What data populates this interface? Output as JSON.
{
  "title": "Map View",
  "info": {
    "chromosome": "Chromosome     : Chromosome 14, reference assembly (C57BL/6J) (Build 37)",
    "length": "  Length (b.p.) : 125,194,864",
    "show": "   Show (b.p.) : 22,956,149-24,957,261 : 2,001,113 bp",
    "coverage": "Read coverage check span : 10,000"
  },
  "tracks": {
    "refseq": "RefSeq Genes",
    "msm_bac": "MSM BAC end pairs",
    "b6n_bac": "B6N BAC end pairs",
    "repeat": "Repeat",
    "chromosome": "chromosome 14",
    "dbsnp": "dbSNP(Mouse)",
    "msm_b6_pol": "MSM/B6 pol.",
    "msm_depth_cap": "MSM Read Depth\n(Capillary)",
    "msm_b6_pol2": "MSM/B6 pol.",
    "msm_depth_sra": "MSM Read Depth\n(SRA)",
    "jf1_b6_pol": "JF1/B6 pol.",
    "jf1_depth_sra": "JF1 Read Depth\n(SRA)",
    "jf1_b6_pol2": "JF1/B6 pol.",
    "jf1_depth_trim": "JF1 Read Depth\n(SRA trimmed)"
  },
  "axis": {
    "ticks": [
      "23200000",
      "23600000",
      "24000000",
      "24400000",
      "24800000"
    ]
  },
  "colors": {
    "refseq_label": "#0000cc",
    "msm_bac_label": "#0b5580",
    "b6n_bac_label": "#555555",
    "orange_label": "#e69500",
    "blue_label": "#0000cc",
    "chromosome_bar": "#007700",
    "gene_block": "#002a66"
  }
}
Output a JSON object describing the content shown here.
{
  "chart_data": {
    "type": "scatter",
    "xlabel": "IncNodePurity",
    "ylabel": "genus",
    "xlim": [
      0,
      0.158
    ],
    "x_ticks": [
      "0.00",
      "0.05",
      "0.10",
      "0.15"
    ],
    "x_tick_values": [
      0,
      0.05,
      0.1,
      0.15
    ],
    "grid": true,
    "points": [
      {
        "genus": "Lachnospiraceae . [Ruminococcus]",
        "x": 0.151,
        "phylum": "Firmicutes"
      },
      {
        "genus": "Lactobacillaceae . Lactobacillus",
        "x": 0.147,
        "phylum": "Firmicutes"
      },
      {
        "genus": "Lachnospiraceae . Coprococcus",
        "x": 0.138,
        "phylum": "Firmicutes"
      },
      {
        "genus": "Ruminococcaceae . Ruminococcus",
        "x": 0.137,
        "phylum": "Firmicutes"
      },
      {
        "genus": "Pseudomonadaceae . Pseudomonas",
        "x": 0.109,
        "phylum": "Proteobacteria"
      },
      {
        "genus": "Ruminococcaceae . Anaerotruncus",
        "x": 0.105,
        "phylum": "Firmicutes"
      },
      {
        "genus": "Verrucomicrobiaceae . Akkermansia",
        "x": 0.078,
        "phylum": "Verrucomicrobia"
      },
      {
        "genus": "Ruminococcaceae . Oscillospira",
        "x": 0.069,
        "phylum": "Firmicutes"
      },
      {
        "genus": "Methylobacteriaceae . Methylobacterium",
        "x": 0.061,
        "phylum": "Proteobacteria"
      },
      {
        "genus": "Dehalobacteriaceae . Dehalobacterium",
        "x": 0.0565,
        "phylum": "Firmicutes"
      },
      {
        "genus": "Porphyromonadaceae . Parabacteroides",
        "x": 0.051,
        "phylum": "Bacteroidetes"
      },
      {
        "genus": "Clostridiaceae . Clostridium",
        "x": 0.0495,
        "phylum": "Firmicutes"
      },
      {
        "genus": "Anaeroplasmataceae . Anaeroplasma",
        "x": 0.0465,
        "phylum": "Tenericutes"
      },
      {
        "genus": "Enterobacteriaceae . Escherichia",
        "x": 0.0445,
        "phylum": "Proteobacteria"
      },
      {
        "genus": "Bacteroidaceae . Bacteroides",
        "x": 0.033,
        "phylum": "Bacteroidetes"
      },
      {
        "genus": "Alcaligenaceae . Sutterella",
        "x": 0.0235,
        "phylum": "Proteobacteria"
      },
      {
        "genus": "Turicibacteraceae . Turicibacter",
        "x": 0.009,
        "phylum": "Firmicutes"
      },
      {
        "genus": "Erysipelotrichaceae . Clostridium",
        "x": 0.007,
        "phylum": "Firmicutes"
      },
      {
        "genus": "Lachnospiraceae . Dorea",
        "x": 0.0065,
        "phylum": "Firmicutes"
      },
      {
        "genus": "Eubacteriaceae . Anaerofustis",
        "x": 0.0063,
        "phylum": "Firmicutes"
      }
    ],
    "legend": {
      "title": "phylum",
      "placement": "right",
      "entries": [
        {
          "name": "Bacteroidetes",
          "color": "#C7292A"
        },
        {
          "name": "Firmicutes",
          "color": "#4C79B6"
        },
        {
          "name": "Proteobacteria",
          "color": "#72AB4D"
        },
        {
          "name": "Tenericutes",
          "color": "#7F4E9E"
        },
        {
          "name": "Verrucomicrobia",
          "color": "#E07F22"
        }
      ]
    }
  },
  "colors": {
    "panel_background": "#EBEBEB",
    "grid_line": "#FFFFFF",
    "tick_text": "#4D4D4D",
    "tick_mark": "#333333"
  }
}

● **Your instructions**: Give the listing again. Leave every word as it stands.

● **Answer for this exercise**:
What data populates this interface? Output as JSON.
{
  "title": "Map View",
  "info": {
    "chromosome": "Chromosome     : Chromosome 14, reference assembly (C57BL/6J) (Build 37)",
    "length": "  Length (b.p.) : 125,194,864",
    "show": "   Show (b.p.) : 22,956,149-24,957,261 : 2,001,113 bp",
    "coverage": "Read coverage check span : 10,000"
  },
  "tracks": {
    "refseq": "RefSeq Genes",
    "msm_bac": "MSM BAC end pairs",
    "b6n_bac": "B6N BAC end pairs",
    "repeat": "Repeat",
    "chromosome": "chromosome 14",
    "dbsnp": "dbSNP(Mouse)",
    "msm_b6_pol": "MSM/B6 pol.",
    "msm_depth_cap": "MSM Read Depth\n(Capillary)",
    "msm_b6_pol2": "MSM/B6 pol.",
    "msm_depth_sra": "MSM Read Depth\n(SRA)",
    "jf1_b6_pol": "JF1/B6 pol.",
    "jf1_depth_sra": "JF1 Read Depth\n(SRA)",
    "jf1_b6_pol2": "JF1/B6 pol.",
    "jf1_depth_trim": "JF1 Read Depth\n(SRA trimmed)"
  },
  "axis": {
    "ticks": [
      "23200000",
      "23600000",
      "24000000",
      "24400000",
      "24800000"
    ]
  },
  "colors": {
    "refseq_label": "#0000cc",
    "msm_bac_label": "#0b5580",
    "b6n_bac_label": "#555555",
    "orange_label": "#e69500",
    "blue_label": "#0000cc",
    "chromosome_bar": "#007700",
    "gene_block": "#002a66"
  }
}
Output a JSON object describing the content shown here.
{
  "chart_data": {
    "type": "scatter",
    "xlabel": "IncNodePurity",
    "ylabel": "genus",
    "xlim": [
      0,
      0.158
    ],
    "x_ticks": [
      "0.00",
      "0.05",
      "0.10",
      "0.15"
    ],
    "x_tick_values": [
      0,
      0.05,
      0.1,
      0.15
    ],
    "grid": true,
    "points": [
      {
        "genus": "Lachnospiraceae . [Ruminococcus]",
        "x": 0.151,
        "phylum": "Firmicutes"
      },
      {
        "genus": "Lactobacillaceae . Lactobacillus",
        "x": 0.147,
        "phylum": "Firmicutes"
      },
      {
        "genus": "Lachnospiraceae . Coprococcus",
        "x": 0.138,
        "phylum": "Firmicutes"
      },
      {
        "genus": "Ruminococcaceae . Ruminococcus",
        "x": 0.137,
        "phylum": "Firmicutes"
      },
      {
        "genus": "Pseudomonadaceae . Pseudomonas",
        "x": 0.109,
        "phylum": "Proteobacteria"
      },
      {
        "genus": "Ruminococcaceae . Anaerotruncus",
        "x": 0.105,
        "phylum": "Firmicutes"
      },
      {
        "genus": "Verrucomicrobiaceae . Akkermansia",
        "x": 0.078,
        "phylum": "Verrucomicrobia"
      },
      {
        "genus": "Ruminococcaceae . Oscillospira",
        "x": 0.069,
        "phylum": "Firmicutes"
      },
      {
        "genus": "Methylobacteriaceae . Methylobacterium",
        "x": 0.061,
        "phylum": "Proteobacteria"
      },
      {
        "genus": "Dehalobacteriaceae . Dehalobacterium",
        "x": 0.0565,
        "phylum": "Firmicutes"
      },
      {
        "genus": "Porphyromonadaceae . Parabacteroides",
        "x": 0.051,
        "phylum": "Bacteroidetes"
      },
      {
        "genus": "Clostridiaceae . Clostridium",
        "x": 0.0495,
        "phylum": "Firmicutes"
      },
      {
        "genus": "Anaeroplasmataceae . Anaeroplasma",
        "x": 0.0465,
        "phylum": "Tenericutes"
      },
      {
        "genus": "Enterobacteriaceae . Escherichia",
        "x": 0.0445,
        "phylum": "Proteobacteria"
      },
      {
        "genus": "Bacteroidaceae . Bacteroides",
        "x": 0.033,
        "phylum": "Bacteroidetes"
      },
      {
        "genus": "Alcaligenaceae . Sutterella",
        "x": 0.0235,
        "phylum": "Proteobacteria"
      },
      {
        "genus": "Turicibacteraceae . Turicibacter",
        "x": 0.009,
        "phylum": "Firmicutes"
      },
      {
        "genus": "Erysipelotrichaceae . Clostridium",
        "x": 0.007,
        "phylum": "Firmicutes"
      },
      {
        "genus": "Lachnospiraceae . Dorea",
        "x": 0.0065,
        "phylum": "Firmicutes"
      },
      {
        "genus": "Eubacteriaceae . Anaerofustis",
        "x": 0.0063,
        "phylum": "Firmicutes"
      }
    ],
    "legend": {
      "title": "phylum",
      "placement": "right",
      "entries": [
        {
          "name": "Bacteroidetes",
          "color": "#C7292A"
        },
        {
          "name": "Firmicutes",
          "color": "#4C79B6"
        },
        {
          "name": "Proteobacteria",
          "color": "#72AB4D"
        },
        {
          "name": "Tenericutes",
          "color": "#7F4E9E"
        },
        {
          "name": "Verrucomicrobia",
          "color": "#E07F22"
        }
      ]
    }
  },
  "colors": {
    "panel_background": "#EBEBEB",
    "grid_line": "#FFFFFF",
    "tick_text": "#4D4D4D",
    "tick_mark": "#333333"
  }
}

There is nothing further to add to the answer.